• Task brief:
Repeat the material verbatim. Images are excluded from the copy.
[Start Data to use]
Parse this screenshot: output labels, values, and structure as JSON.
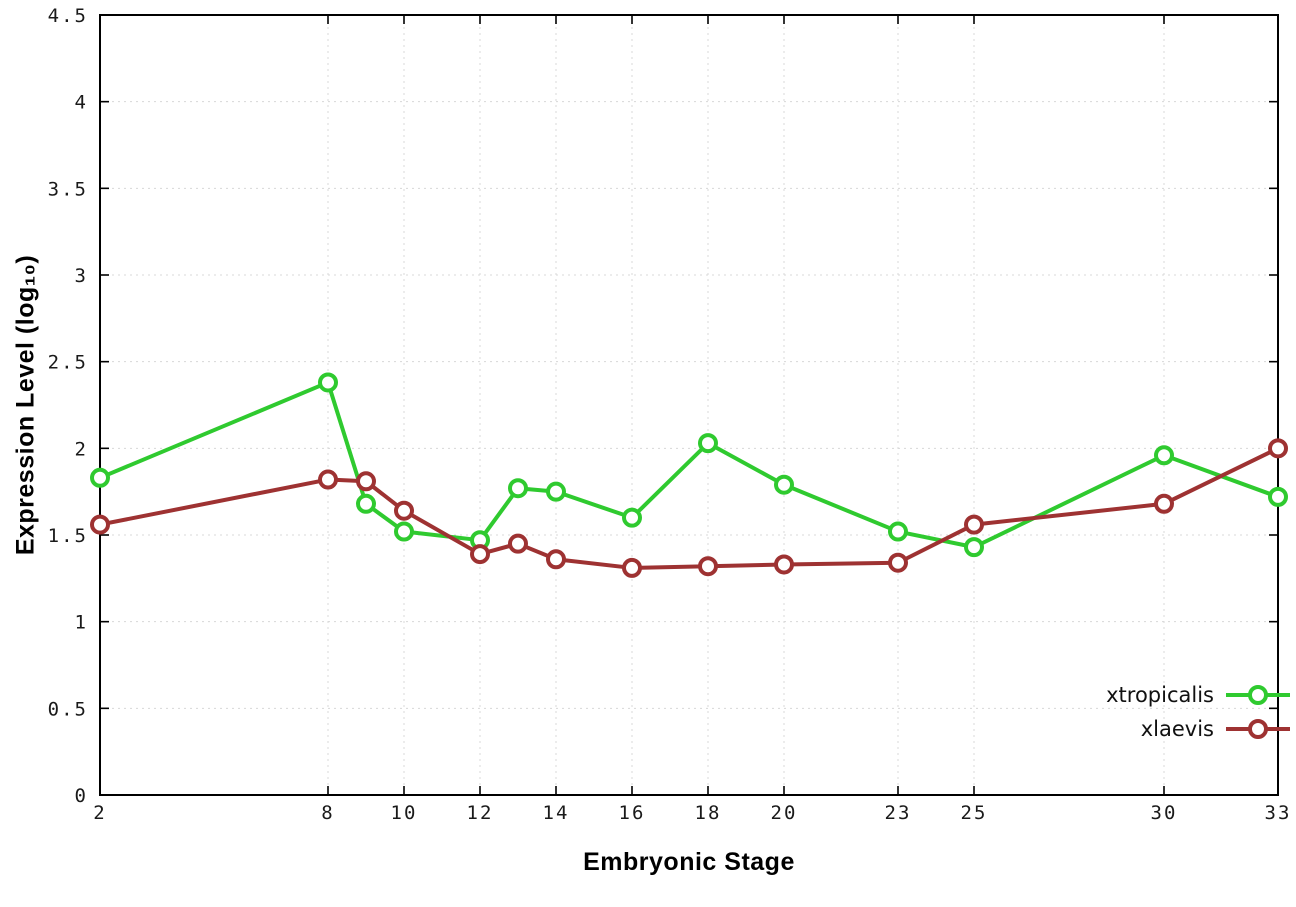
{
  "page": {
    "background": "#ffffff"
  },
  "chart_data": {
    "type": "line",
    "title": "",
    "xlabel": "Embryonic Stage",
    "ylabel": "Expression Level (log₁₀)",
    "xlim": [
      2,
      33
    ],
    "ylim": [
      0,
      4.5
    ],
    "x_ticks": [
      2,
      8,
      10,
      12,
      14,
      16,
      18,
      20,
      23,
      25,
      30,
      33
    ],
    "y_ticks": [
      0,
      0.5,
      1,
      1.5,
      2,
      2.5,
      3,
      3.5,
      4,
      4.5
    ],
    "grid": true,
    "legend_position": "bottom-right",
    "x": [
      2,
      8,
      9,
      10,
      12,
      13,
      14,
      16,
      18,
      20,
      23,
      25,
      30,
      33
    ],
    "series": [
      {
        "name": "xtropicalis",
        "color": "#2fca2f",
        "values": [
          1.83,
          2.38,
          1.68,
          1.52,
          1.47,
          1.77,
          1.75,
          1.6,
          2.03,
          1.79,
          1.52,
          1.43,
          1.96,
          1.72
        ]
      },
      {
        "name": "xlaevis",
        "color": "#9e3232",
        "values": [
          1.56,
          1.82,
          1.81,
          1.64,
          1.39,
          1.45,
          1.36,
          1.31,
          1.32,
          1.33,
          1.34,
          1.56,
          1.68,
          2.0
        ]
      }
    ],
    "style": {
      "grid_color": "#d8d8d8",
      "axis_color": "#000000",
      "tick_label_color": "#1a1a1a",
      "marker_fill": "#ffffff"
    }
  }
}
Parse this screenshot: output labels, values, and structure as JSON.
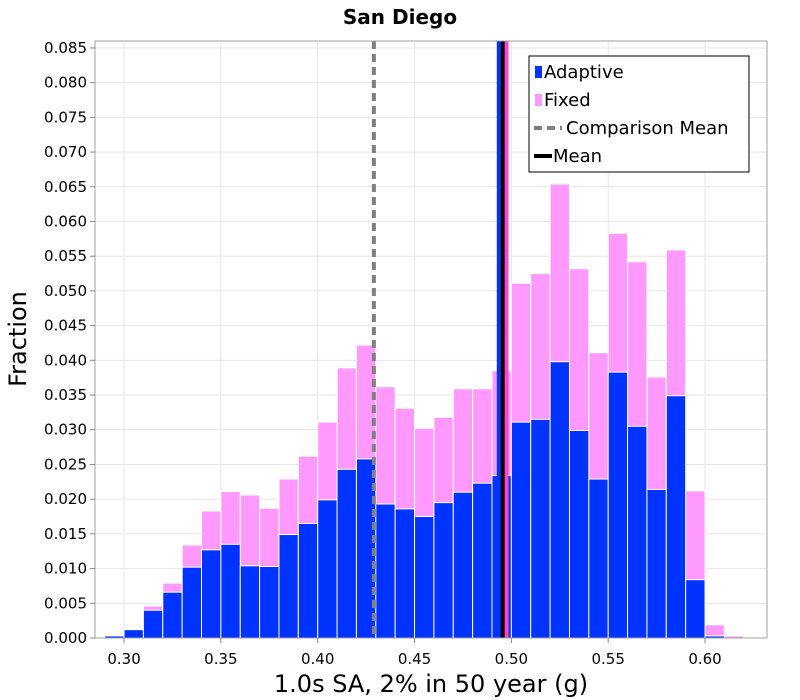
{
  "chart_data": {
    "type": "bar",
    "title": "San Diego",
    "xlabel": "1.0s SA, 2% in 50 year (g)",
    "ylabel": "Fraction",
    "xlim": [
      0.285,
      0.632
    ],
    "ylim": [
      0.0,
      0.086
    ],
    "xticks": [
      "0.30",
      "0.35",
      "0.40",
      "0.45",
      "0.50",
      "0.55",
      "0.60"
    ],
    "yticks": [
      "0.000",
      "0.005",
      "0.010",
      "0.015",
      "0.020",
      "0.025",
      "0.030",
      "0.035",
      "0.040",
      "0.045",
      "0.050",
      "0.055",
      "0.060",
      "0.065",
      "0.070",
      "0.075",
      "0.080",
      "0.085"
    ],
    "grid": true,
    "legend_position": "top-right",
    "bin_width": 0.01,
    "bin_centers": [
      0.295,
      0.305,
      0.315,
      0.325,
      0.335,
      0.345,
      0.355,
      0.365,
      0.375,
      0.385,
      0.395,
      0.405,
      0.415,
      0.425,
      0.435,
      0.445,
      0.455,
      0.465,
      0.475,
      0.485,
      0.495,
      0.505,
      0.515,
      0.525,
      0.535,
      0.545,
      0.555,
      0.565,
      0.575,
      0.585,
      0.595,
      0.605,
      0.615
    ],
    "series": [
      {
        "name": "Fixed",
        "color": "#ff99ff",
        "values": [
          0.0003,
          0.0012,
          0.0046,
          0.0079,
          0.0134,
          0.0183,
          0.0211,
          0.0206,
          0.0187,
          0.0229,
          0.0262,
          0.0311,
          0.0389,
          0.0422,
          0.0362,
          0.0331,
          0.0302,
          0.0318,
          0.0359,
          0.0359,
          0.0385,
          0.0511,
          0.0525,
          0.0654,
          0.0532,
          0.0411,
          0.0583,
          0.0542,
          0.0376,
          0.0559,
          0.0212,
          0.0019,
          0.0003
        ]
      },
      {
        "name": "Adaptive",
        "color": "#0033ff",
        "values": [
          0.0003,
          0.0012,
          0.004,
          0.0066,
          0.0102,
          0.0127,
          0.0135,
          0.0104,
          0.0103,
          0.0149,
          0.0165,
          0.0199,
          0.0243,
          0.0258,
          0.0193,
          0.0186,
          0.0175,
          0.0195,
          0.021,
          0.0223,
          0.0234,
          0.0311,
          0.0315,
          0.0398,
          0.0299,
          0.0229,
          0.0383,
          0.0305,
          0.0214,
          0.0349,
          0.0084,
          0.0003,
          0.0
        ]
      }
    ],
    "lines": [
      {
        "name": "Comparison Mean",
        "x": 0.429,
        "color": "#808080",
        "style": "dashed"
      },
      {
        "name": "Adaptive mean",
        "x": 0.4935,
        "color": "#0033ff",
        "style": "solid"
      },
      {
        "name": "Fixed mean",
        "x": 0.4975,
        "color": "#ff44cc",
        "style": "solid"
      },
      {
        "name": "Mean",
        "x": 0.4955,
        "color": "#000000",
        "style": "solid"
      }
    ],
    "legend": [
      {
        "label": "Adaptive",
        "kind": "box",
        "color": "#0033ff"
      },
      {
        "label": "Fixed",
        "kind": "box",
        "color": "#ff99ff"
      },
      {
        "label": "Comparison Mean",
        "kind": "dash",
        "color": "#808080"
      },
      {
        "label": "Mean",
        "kind": "line",
        "color": "#000000"
      }
    ]
  }
}
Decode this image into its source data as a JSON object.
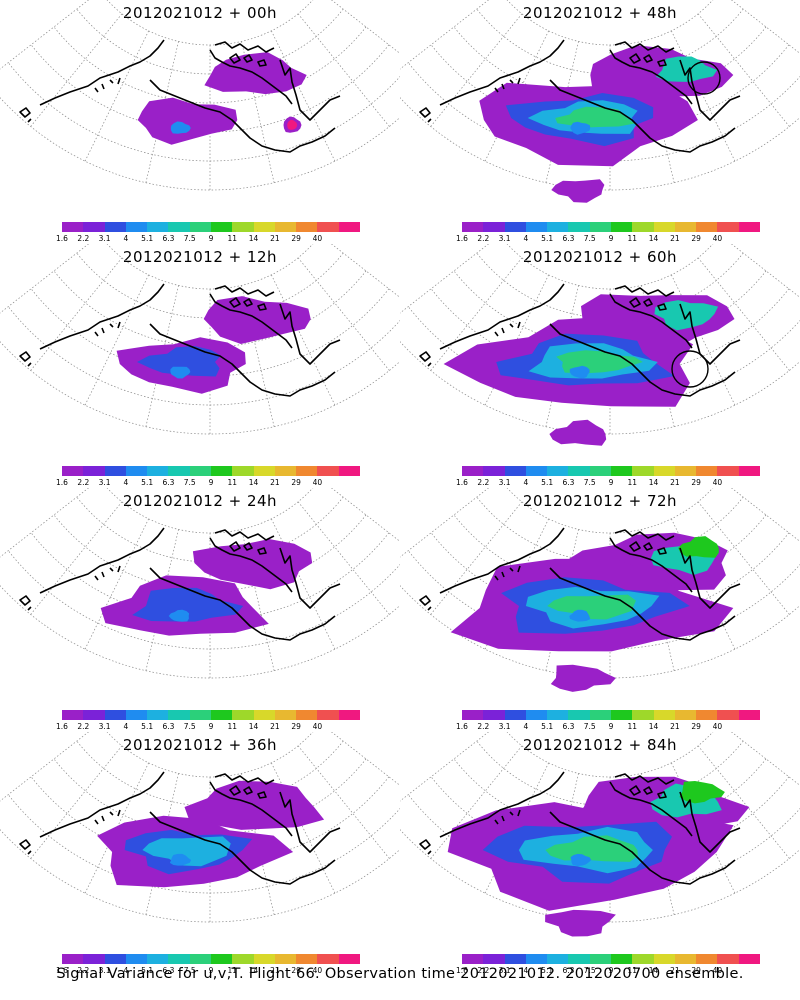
{
  "panels": [
    {
      "title": "2012021012 + 00h",
      "lead_hours": 0,
      "spread": 0.18,
      "intensity": 0.12,
      "extras": [
        "pink-spot"
      ]
    },
    {
      "title": "2012021012 + 48h",
      "lead_hours": 48,
      "spread": 0.7,
      "intensity": 0.45,
      "extras": [
        "circle-ne",
        "pacific-blob"
      ]
    },
    {
      "title": "2012021012 + 12h",
      "lead_hours": 12,
      "spread": 0.3,
      "intensity": 0.18,
      "extras": []
    },
    {
      "title": "2012021012 + 60h",
      "lead_hours": 60,
      "spread": 0.8,
      "intensity": 0.55,
      "extras": [
        "circle-se",
        "pacific-blob"
      ]
    },
    {
      "title": "2012021012 + 24h",
      "lead_hours": 24,
      "spread": 0.42,
      "intensity": 0.25,
      "extras": []
    },
    {
      "title": "2012021012 + 72h",
      "lead_hours": 72,
      "spread": 0.88,
      "intensity": 0.62,
      "extras": [
        "pacific-blob"
      ]
    },
    {
      "title": "2012021012 + 36h",
      "lead_hours": 36,
      "spread": 0.55,
      "intensity": 0.38,
      "extras": []
    },
    {
      "title": "2012021012 + 84h",
      "lead_hours": 84,
      "spread": 0.95,
      "intensity": 0.68,
      "extras": [
        "pacific-blob"
      ]
    }
  ],
  "colorbar": {
    "labels": [
      "1.6",
      "2.2",
      "3.1",
      "4",
      "5.1",
      "6.3",
      "7.5",
      "9",
      "11",
      "14",
      "21",
      "29",
      "40"
    ],
    "colors": [
      "#9a20c8",
      "#7b22d8",
      "#2f4fe0",
      "#1f8cf0",
      "#1db0e0",
      "#18c8b0",
      "#2bd07a",
      "#1ec81e",
      "#9ed82a",
      "#d8d82a",
      "#e8b830",
      "#f08830",
      "#f05050",
      "#f01880"
    ]
  },
  "caption": "Signal Variance for u,v,T. Flight 66. Observation time 2012021012. 2012020700 ensemble."
}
[End Data to use]
• Output of the exercise:
Parse this screenshot: output labels, values, and structure as JSON.
{
  "page": {
    "background": "#ffffff"
  },
  "chart_data": {
    "type": "line",
    "title": "",
    "xlabel": "Embryonic Stage",
    "ylabel": "Expression Level (log₁₀)",
    "xlim": [
      2,
      33
    ],
    "ylim": [
      0,
      4.5
    ],
    "x_ticks": [
      2,
      8,
      10,
      12,
      14,
      16,
      18,
      20,
      23,
      25,
      30,
      33
    ],
    "y_ticks": [
      0,
      0.5,
      1,
      1.5,
      2,
      2.5,
      3,
      3.5,
      4,
      4.5
    ],
    "grid": true,
    "legend_position": "bottom-right",
    "x": [
      2,
      8,
      9,
      10,
      12,
      13,
      14,
      16,
      18,
      20,
      23,
      25,
      30,
      33
    ],
    "series": [
      {
        "name": "xtropicalis",
        "color": "#2fca2f",
        "values": [
          1.83,
          2.38,
          1.68,
          1.52,
          1.47,
          1.77,
          1.75,
          1.6,
          2.03,
          1.79,
          1.52,
          1.43,
          1.96,
          1.72
        ]
      },
      {
        "name": "xlaevis",
        "color": "#9e3232",
        "values": [
          1.56,
          1.82,
          1.81,
          1.64,
          1.39,
          1.45,
          1.36,
          1.31,
          1.32,
          1.33,
          1.34,
          1.56,
          1.68,
          2.0
        ]
      }
    ],
    "style": {
      "grid_color": "#d8d8d8",
      "axis_color": "#000000",
      "tick_label_color": "#1a1a1a",
      "marker_fill": "#ffffff"
    }
  }
}
Parse this screenshot: output labels, values, and structure as JSON.
{
  "chart_data": {
    "type": "bar",
    "title": "San Diego",
    "xlabel": "1.0s SA, 2% in 50 year (g)",
    "ylabel": "Fraction",
    "xlim": [
      0.285,
      0.632
    ],
    "ylim": [
      0.0,
      0.086
    ],
    "xticks": [
      "0.30",
      "0.35",
      "0.40",
      "0.45",
      "0.50",
      "0.55",
      "0.60"
    ],
    "yticks": [
      "0.000",
      "0.005",
      "0.010",
      "0.015",
      "0.020",
      "0.025",
      "0.030",
      "0.035",
      "0.040",
      "0.045",
      "0.050",
      "0.055",
      "0.060",
      "0.065",
      "0.070",
      "0.075",
      "0.080",
      "0.085"
    ],
    "grid": true,
    "legend_position": "top-right",
    "bin_width": 0.01,
    "bin_centers": [
      0.295,
      0.305,
      0.315,
      0.325,
      0.335,
      0.345,
      0.355,
      0.365,
      0.375,
      0.385,
      0.395,
      0.405,
      0.415,
      0.425,
      0.435,
      0.445,
      0.455,
      0.465,
      0.475,
      0.485,
      0.495,
      0.505,
      0.515,
      0.525,
      0.535,
      0.545,
      0.555,
      0.565,
      0.575,
      0.585,
      0.595,
      0.605,
      0.615
    ],
    "series": [
      {
        "name": "Fixed",
        "color": "#ff99ff",
        "values": [
          0.0003,
          0.0012,
          0.0046,
          0.0079,
          0.0134,
          0.0183,
          0.0211,
          0.0206,
          0.0187,
          0.0229,
          0.0262,
          0.0311,
          0.0389,
          0.0422,
          0.0362,
          0.0331,
          0.0302,
          0.0318,
          0.0359,
          0.0359,
          0.0385,
          0.0511,
          0.0525,
          0.0654,
          0.0532,
          0.0411,
          0.0583,
          0.0542,
          0.0376,
          0.0559,
          0.0212,
          0.0019,
          0.0003
        ]
      },
      {
        "name": "Adaptive",
        "color": "#0033ff",
        "values": [
          0.0003,
          0.0012,
          0.004,
          0.0066,
          0.0102,
          0.0127,
          0.0135,
          0.0104,
          0.0103,
          0.0149,
          0.0165,
          0.0199,
          0.0243,
          0.0258,
          0.0193,
          0.0186,
          0.0175,
          0.0195,
          0.021,
          0.0223,
          0.0234,
          0.0311,
          0.0315,
          0.0398,
          0.0299,
          0.0229,
          0.0383,
          0.0305,
          0.0214,
          0.0349,
          0.0084,
          0.0003,
          0.0
        ]
      }
    ],
    "lines": [
      {
        "name": "Comparison Mean",
        "x": 0.429,
        "color": "#808080",
        "style": "dashed"
      },
      {
        "name": "Adaptive mean",
        "x": 0.4935,
        "color": "#0033ff",
        "style": "solid"
      },
      {
        "name": "Fixed mean",
        "x": 0.4975,
        "color": "#ff44cc",
        "style": "solid"
      },
      {
        "name": "Mean",
        "x": 0.4955,
        "color": "#000000",
        "style": "solid"
      }
    ],
    "legend": [
      {
        "label": "Adaptive",
        "kind": "box",
        "color": "#0033ff"
      },
      {
        "label": "Fixed",
        "kind": "box",
        "color": "#ff99ff"
      },
      {
        "label": "Comparison Mean",
        "kind": "dash",
        "color": "#808080"
      },
      {
        "label": "Mean",
        "kind": "line",
        "color": "#000000"
      }
    ]
  }
}
Decode this image into its source data as a JSON object.
{
  "panels": [
    {
      "title": "2012021012 + 00h",
      "lead_hours": 0,
      "spread": 0.18,
      "intensity": 0.12,
      "extras": [
        "pink-spot"
      ]
    },
    {
      "title": "2012021012 + 48h",
      "lead_hours": 48,
      "spread": 0.7,
      "intensity": 0.45,
      "extras": [
        "circle-ne",
        "pacific-blob"
      ]
    },
    {
      "title": "2012021012 + 12h",
      "lead_hours": 12,
      "spread": 0.3,
      "intensity": 0.18,
      "extras": []
    },
    {
      "title": "2012021012 + 60h",
      "lead_hours": 60,
      "spread": 0.8,
      "intensity": 0.55,
      "extras": [
        "circle-se",
        "pacific-blob"
      ]
    },
    {
      "title": "2012021012 + 24h",
      "lead_hours": 24,
      "spread": 0.42,
      "intensity": 0.25,
      "extras": []
    },
    {
      "title": "2012021012 + 72h",
      "lead_hours": 72,
      "spread": 0.88,
      "intensity": 0.62,
      "extras": [
        "pacific-blob"
      ]
    },
    {
      "title": "2012021012 + 36h",
      "lead_hours": 36,
      "spread": 0.55,
      "intensity": 0.38,
      "extras": []
    },
    {
      "title": "2012021012 + 84h",
      "lead_hours": 84,
      "spread": 0.95,
      "intensity": 0.68,
      "extras": [
        "pacific-blob"
      ]
    }
  ],
  "colorbar": {
    "labels": [
      "1.6",
      "2.2",
      "3.1",
      "4",
      "5.1",
      "6.3",
      "7.5",
      "9",
      "11",
      "14",
      "21",
      "29",
      "40"
    ],
    "colors": [
      "#9a20c8",
      "#7b22d8",
      "#2f4fe0",
      "#1f8cf0",
      "#1db0e0",
      "#18c8b0",
      "#2bd07a",
      "#1ec81e",
      "#9ed82a",
      "#d8d82a",
      "#e8b830",
      "#f08830",
      "#f05050",
      "#f01880"
    ]
  },
  "caption": "Signal Variance for u,v,T. Flight 66. Observation time 2012021012. 2012020700 ensemble."
}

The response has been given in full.